Below are the records; copy each line in them that holds the word "Change".

## BEGIN Record set

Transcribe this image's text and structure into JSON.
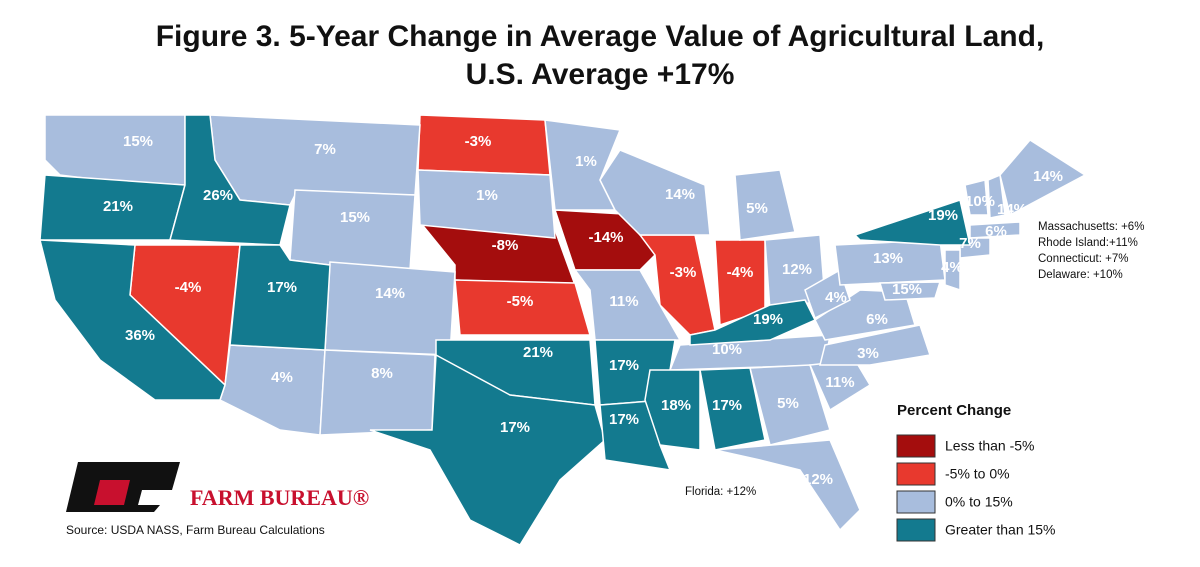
{
  "title": [
    "Figure 3. 5-Year Change in Average Value of Agricultural Land,",
    "U.S. Average +17%"
  ],
  "legend": {
    "title": "Percent Change",
    "classes": [
      {
        "label": "Less than -5%",
        "color": "#a40d0d",
        "regions": [
          "-8%",
          "-14%"
        ]
      },
      {
        "label": "-5% to 0%",
        "color": "#e8392e",
        "regions": [
          "-3%",
          "-4%",
          "-5%",
          "-3%",
          "-4%"
        ]
      },
      {
        "label": "0% to 15%",
        "color": "#a8bddd",
        "regions": [
          "15%",
          "7%",
          "15%",
          "1%",
          "1%",
          "14%",
          "4%",
          "8%",
          "14%",
          "5%",
          "11%",
          "12%",
          "10%",
          "5%",
          "12%",
          "11%",
          "3%",
          "6%",
          "4%",
          "13%",
          "10%",
          "14%",
          "14%",
          "6%",
          "7%",
          "4%",
          "15%"
        ]
      },
      {
        "label": "Greater than 15%",
        "color": "#137a8f",
        "regions": [
          "21%",
          "26%",
          "36%",
          "17%",
          "21%",
          "17%",
          "17%",
          "17%",
          "18%",
          "17%",
          "19%",
          "19%"
        ]
      }
    ]
  },
  "callouts": [
    "Massachusetts: +6%",
    "Rhode Island:+11%",
    "Connecticut: +7%",
    "Delaware: +10%"
  ],
  "florida_note": "Florida: +12%",
  "logo_text": "FARM BUREAU®",
  "source": "Source: USDA NASS, Farm Bureau Calculations"
}
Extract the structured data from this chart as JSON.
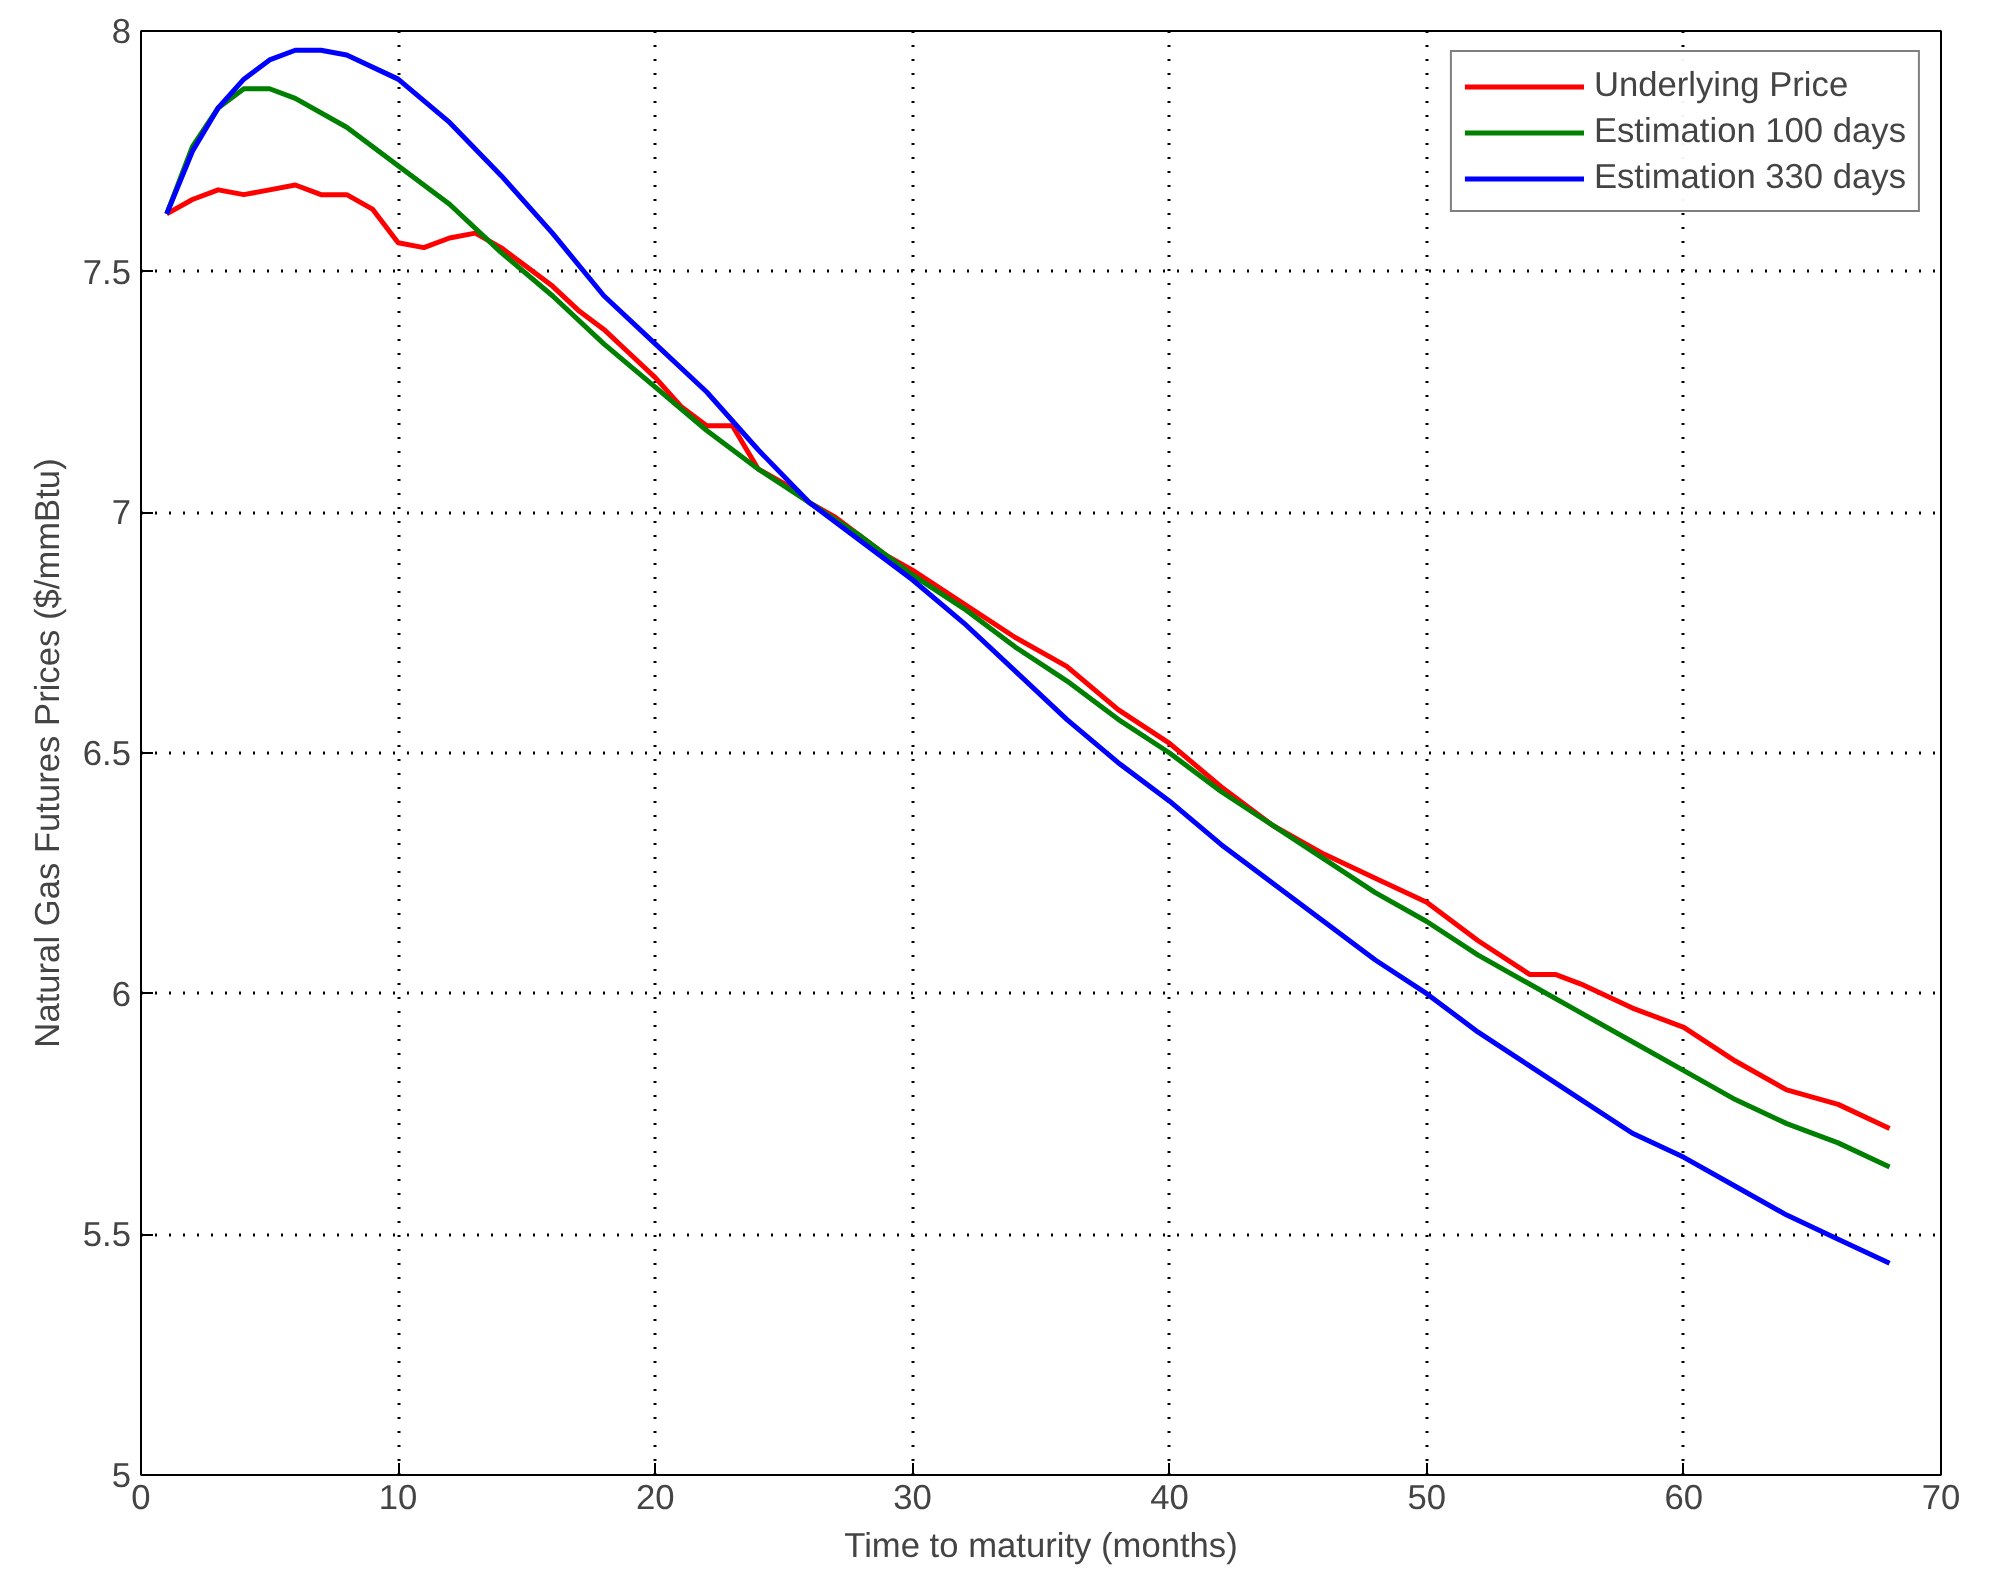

## END Record set

* _In response_
    "Figure 3. 5-Year Change in Average Value of Agricultural Land,",
    "title": "Percent Change",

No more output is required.